[Rows from a dataset]
<<<<
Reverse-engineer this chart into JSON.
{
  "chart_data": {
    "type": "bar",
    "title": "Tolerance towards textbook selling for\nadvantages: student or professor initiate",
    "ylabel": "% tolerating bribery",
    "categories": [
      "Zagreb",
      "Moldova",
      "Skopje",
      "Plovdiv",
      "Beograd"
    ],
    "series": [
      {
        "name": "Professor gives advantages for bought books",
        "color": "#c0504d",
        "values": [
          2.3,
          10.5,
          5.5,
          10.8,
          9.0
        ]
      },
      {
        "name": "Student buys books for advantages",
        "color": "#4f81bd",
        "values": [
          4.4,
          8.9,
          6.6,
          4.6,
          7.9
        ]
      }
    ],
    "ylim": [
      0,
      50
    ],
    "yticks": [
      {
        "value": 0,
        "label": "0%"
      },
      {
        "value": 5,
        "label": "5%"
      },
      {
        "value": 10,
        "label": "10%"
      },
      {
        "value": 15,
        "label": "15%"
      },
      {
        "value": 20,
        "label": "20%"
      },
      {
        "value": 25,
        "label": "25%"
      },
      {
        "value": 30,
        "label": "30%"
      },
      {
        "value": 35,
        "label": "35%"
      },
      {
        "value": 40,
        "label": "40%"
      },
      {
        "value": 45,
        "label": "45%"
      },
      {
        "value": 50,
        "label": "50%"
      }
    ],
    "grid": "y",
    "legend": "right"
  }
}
>>>>
== Exercise brief ==
In the records above, collect each line with "name".

== Answer to the exercise ==
        "name": "Professor gives advantages for bought books",
        "name": "Student buys books for advantages",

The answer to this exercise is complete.